[SET EXERCISE] Duplicate the data word for word from its first line through the line that contains "macd-histogram-bar (642, 479, 651, 489)", including both of those lines.

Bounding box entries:
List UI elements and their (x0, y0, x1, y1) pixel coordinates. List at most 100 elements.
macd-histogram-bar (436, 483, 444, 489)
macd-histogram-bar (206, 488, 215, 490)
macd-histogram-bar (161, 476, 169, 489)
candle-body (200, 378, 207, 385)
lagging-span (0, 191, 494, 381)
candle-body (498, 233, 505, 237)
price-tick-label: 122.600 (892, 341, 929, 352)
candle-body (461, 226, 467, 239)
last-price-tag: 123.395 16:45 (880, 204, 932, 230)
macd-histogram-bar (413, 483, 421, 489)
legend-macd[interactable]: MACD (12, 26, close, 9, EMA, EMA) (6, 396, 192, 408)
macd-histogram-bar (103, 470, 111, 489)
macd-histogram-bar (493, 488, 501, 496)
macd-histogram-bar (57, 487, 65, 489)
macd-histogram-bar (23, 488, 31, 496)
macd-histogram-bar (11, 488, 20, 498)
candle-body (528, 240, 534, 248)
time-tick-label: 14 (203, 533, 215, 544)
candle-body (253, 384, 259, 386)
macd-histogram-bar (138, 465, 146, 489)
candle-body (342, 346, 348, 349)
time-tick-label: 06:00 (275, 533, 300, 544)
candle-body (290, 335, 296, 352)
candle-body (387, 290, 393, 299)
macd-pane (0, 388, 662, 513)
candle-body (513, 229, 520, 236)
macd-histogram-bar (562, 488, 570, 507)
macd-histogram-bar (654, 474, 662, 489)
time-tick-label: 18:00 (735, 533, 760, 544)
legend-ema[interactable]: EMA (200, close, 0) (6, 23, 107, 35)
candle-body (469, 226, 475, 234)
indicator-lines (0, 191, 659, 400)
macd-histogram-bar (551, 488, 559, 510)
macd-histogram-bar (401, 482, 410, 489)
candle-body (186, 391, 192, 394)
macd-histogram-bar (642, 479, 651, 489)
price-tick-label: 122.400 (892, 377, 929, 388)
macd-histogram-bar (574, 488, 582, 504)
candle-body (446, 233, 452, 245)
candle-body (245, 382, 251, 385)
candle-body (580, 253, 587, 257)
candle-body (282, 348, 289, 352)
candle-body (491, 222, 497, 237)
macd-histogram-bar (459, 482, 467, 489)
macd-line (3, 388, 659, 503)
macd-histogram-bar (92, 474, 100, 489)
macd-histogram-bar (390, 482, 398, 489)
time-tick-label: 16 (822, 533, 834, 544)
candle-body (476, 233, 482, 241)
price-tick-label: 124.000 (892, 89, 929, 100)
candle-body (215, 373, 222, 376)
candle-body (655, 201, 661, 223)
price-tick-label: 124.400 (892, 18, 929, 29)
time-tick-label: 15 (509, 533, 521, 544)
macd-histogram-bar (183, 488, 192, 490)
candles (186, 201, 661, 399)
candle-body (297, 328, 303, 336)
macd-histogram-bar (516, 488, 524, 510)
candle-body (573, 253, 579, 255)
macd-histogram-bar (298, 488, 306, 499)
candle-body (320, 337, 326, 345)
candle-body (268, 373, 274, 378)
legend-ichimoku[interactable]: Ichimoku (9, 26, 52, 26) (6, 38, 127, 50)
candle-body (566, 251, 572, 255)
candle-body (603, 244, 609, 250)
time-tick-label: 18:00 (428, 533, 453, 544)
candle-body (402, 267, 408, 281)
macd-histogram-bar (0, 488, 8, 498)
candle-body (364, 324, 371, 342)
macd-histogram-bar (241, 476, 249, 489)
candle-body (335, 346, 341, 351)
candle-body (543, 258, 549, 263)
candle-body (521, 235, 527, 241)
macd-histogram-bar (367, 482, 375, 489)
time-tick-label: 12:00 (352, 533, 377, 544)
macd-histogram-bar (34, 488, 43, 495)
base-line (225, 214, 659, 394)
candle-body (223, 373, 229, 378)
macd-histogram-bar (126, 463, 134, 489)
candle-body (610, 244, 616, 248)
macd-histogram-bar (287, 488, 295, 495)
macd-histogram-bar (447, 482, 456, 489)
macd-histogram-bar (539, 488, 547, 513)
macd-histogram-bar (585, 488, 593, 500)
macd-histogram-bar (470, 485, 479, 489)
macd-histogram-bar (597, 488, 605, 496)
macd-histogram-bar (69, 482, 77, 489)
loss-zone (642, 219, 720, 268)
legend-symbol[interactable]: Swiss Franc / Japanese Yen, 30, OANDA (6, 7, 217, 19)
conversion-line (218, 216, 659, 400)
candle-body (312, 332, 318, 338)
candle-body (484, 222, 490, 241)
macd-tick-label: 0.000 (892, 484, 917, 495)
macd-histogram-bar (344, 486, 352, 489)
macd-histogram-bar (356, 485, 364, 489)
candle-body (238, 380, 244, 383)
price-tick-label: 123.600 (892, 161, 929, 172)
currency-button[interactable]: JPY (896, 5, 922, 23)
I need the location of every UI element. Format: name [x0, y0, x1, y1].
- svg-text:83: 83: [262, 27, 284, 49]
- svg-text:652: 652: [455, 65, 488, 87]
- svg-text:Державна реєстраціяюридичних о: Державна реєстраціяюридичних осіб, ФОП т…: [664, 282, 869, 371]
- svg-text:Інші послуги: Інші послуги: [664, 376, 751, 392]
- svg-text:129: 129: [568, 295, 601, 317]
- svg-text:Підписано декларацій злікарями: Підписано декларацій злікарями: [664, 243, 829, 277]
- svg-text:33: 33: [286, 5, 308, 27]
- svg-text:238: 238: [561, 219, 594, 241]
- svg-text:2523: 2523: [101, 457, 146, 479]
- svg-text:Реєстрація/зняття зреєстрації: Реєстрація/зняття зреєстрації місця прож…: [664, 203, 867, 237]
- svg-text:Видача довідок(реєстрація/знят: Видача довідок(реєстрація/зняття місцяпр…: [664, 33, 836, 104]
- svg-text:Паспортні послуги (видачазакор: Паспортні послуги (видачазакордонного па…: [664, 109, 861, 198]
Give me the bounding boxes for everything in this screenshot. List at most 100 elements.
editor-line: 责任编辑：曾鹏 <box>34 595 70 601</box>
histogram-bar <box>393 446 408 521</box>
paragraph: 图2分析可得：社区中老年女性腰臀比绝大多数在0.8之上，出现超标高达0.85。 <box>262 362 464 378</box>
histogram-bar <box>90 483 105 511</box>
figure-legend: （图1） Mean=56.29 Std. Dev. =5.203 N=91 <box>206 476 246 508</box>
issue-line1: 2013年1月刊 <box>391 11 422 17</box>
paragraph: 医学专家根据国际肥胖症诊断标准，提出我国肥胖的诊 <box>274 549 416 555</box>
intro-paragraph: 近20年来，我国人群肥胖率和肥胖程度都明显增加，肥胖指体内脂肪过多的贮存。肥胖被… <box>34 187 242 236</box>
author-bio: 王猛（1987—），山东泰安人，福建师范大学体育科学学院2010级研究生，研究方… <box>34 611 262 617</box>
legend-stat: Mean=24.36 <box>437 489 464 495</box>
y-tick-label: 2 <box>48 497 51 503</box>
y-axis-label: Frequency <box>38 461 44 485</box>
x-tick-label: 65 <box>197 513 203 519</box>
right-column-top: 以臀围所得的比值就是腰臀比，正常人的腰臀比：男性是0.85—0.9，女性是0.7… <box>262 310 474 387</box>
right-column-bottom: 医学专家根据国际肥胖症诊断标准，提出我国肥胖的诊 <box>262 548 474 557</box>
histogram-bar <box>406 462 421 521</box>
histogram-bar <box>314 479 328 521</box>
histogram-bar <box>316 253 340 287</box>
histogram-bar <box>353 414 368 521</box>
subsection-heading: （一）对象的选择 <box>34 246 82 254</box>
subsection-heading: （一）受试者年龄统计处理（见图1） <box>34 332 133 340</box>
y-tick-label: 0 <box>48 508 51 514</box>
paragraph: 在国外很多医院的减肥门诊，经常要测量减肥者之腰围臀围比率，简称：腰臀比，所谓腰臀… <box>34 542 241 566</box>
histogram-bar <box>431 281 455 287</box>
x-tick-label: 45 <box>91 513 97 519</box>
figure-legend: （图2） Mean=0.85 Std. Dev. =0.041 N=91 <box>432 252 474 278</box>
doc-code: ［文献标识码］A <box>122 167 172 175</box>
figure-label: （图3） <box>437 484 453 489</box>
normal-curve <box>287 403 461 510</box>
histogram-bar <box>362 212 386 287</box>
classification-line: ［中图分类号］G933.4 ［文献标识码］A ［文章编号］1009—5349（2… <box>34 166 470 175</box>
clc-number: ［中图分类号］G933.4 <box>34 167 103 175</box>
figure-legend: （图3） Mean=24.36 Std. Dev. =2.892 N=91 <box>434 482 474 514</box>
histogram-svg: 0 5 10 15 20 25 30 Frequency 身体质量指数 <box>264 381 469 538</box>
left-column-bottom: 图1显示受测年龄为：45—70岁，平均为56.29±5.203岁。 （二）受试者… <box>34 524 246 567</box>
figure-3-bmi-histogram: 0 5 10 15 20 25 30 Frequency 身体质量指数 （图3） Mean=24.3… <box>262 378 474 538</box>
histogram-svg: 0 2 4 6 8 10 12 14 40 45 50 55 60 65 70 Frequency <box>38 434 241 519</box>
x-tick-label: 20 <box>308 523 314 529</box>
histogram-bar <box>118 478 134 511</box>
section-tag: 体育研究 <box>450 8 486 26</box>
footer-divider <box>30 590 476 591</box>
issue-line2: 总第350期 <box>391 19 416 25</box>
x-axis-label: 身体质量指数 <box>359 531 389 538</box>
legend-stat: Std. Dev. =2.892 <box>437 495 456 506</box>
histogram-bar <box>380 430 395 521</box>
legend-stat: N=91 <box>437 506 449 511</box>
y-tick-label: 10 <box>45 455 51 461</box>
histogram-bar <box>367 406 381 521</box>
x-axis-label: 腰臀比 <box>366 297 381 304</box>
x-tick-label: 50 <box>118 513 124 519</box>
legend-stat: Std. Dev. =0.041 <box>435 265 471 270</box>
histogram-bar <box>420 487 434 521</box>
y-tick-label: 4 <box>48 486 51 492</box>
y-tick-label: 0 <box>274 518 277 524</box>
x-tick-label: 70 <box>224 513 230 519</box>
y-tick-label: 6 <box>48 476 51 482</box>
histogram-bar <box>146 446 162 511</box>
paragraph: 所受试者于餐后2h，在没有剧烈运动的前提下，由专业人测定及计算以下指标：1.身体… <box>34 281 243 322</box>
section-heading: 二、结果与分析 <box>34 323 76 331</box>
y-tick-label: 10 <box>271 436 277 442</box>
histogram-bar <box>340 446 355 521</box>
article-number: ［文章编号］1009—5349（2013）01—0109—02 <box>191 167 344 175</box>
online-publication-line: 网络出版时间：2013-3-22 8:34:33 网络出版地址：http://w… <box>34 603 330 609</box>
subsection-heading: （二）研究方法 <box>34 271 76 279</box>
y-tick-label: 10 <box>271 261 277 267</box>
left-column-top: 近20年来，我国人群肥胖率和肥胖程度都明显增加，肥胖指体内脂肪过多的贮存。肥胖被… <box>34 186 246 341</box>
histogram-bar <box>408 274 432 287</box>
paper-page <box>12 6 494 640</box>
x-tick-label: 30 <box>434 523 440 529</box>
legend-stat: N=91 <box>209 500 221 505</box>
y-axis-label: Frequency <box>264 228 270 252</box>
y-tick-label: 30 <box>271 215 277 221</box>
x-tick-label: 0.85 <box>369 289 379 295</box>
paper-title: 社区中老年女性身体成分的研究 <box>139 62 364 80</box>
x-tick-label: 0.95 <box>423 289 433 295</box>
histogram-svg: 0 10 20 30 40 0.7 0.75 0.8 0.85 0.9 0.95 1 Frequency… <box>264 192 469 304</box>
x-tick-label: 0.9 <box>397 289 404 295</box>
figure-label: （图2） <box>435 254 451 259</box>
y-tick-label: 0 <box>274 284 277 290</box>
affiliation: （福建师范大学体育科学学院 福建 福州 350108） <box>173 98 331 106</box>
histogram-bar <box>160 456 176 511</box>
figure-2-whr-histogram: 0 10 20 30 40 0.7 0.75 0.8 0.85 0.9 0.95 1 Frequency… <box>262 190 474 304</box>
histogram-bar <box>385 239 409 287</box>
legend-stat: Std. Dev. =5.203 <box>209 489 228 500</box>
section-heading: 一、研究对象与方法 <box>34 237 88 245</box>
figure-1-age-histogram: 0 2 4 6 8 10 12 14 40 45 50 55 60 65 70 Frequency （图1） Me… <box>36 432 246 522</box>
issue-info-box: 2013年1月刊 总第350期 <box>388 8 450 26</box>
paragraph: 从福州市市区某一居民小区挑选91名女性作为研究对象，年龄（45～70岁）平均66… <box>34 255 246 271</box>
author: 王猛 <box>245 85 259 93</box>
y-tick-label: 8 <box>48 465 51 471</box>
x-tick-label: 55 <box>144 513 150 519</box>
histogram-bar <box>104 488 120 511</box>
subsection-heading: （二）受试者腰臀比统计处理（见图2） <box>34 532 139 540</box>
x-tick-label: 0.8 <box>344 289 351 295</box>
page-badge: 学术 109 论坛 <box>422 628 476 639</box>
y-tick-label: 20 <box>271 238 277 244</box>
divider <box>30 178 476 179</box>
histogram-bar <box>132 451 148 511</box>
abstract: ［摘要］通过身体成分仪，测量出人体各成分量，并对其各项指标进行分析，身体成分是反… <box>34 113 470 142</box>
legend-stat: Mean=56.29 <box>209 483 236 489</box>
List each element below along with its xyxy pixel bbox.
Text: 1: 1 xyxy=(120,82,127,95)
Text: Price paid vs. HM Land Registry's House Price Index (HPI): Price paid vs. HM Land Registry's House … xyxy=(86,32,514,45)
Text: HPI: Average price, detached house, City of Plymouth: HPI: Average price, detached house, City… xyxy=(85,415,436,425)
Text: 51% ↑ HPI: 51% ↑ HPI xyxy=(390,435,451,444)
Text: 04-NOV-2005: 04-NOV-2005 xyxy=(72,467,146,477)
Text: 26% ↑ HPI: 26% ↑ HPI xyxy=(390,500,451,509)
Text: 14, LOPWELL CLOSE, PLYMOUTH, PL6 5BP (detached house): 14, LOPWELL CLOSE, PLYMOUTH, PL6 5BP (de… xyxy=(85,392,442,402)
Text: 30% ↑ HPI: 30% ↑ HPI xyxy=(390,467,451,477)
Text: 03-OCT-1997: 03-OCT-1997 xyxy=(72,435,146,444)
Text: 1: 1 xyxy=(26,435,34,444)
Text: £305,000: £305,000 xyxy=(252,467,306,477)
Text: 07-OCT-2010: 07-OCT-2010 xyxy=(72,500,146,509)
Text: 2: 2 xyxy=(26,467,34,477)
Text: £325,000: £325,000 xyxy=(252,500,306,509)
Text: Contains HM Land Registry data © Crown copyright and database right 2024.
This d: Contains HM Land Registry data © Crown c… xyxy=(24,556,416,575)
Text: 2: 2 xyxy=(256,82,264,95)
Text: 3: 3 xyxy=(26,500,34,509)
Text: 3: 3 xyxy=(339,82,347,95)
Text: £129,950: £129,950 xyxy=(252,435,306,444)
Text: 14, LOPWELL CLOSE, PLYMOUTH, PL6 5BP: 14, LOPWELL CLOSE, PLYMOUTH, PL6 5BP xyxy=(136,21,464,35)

[THE OUTPUT]
List UI elements and their (x0, y0, x1, y1) pixel coordinates. List at most 100 elements.
macd-histogram-bar (436, 483, 444, 489)
macd-histogram-bar (206, 488, 215, 490)
macd-histogram-bar (161, 476, 169, 489)
candle-body (200, 378, 207, 385)
lagging-span (0, 191, 494, 381)
candle-body (498, 233, 505, 237)
price-tick-label: 122.600 (892, 341, 929, 352)
candle-body (461, 226, 467, 239)
last-price-tag: 123.395 16:45 (880, 204, 932, 230)
macd-histogram-bar (413, 483, 421, 489)
legend-macd[interactable]: MACD (12, 26, close, 9, EMA, EMA) (6, 396, 192, 408)
macd-histogram-bar (103, 470, 111, 489)
macd-histogram-bar (493, 488, 501, 496)
macd-histogram-bar (57, 487, 65, 489)
macd-histogram-bar (23, 488, 31, 496)
macd-histogram-bar (11, 488, 20, 498)
candle-body (528, 240, 534, 248)
time-tick-label: 14 (203, 533, 215, 544)
candle-body (253, 384, 259, 386)
macd-histogram-bar (138, 465, 146, 489)
candle-body (342, 346, 348, 349)
time-tick-label: 06:00 (275, 533, 300, 544)
candle-body (290, 335, 296, 352)
candle-body (387, 290, 393, 299)
macd-pane (0, 388, 662, 513)
candle-body (513, 229, 520, 236)
macd-histogram-bar (562, 488, 570, 507)
macd-histogram-bar (654, 474, 662, 489)
time-tick-label: 18:00 (735, 533, 760, 544)
legend-ema[interactable]: EMA (200, close, 0) (6, 23, 107, 35)
candle-body (469, 226, 475, 234)
indicator-lines (0, 191, 659, 400)
macd-histogram-bar (551, 488, 559, 510)
macd-histogram-bar (401, 482, 410, 489)
candle-body (186, 391, 192, 394)
macd-histogram-bar (642, 479, 651, 489)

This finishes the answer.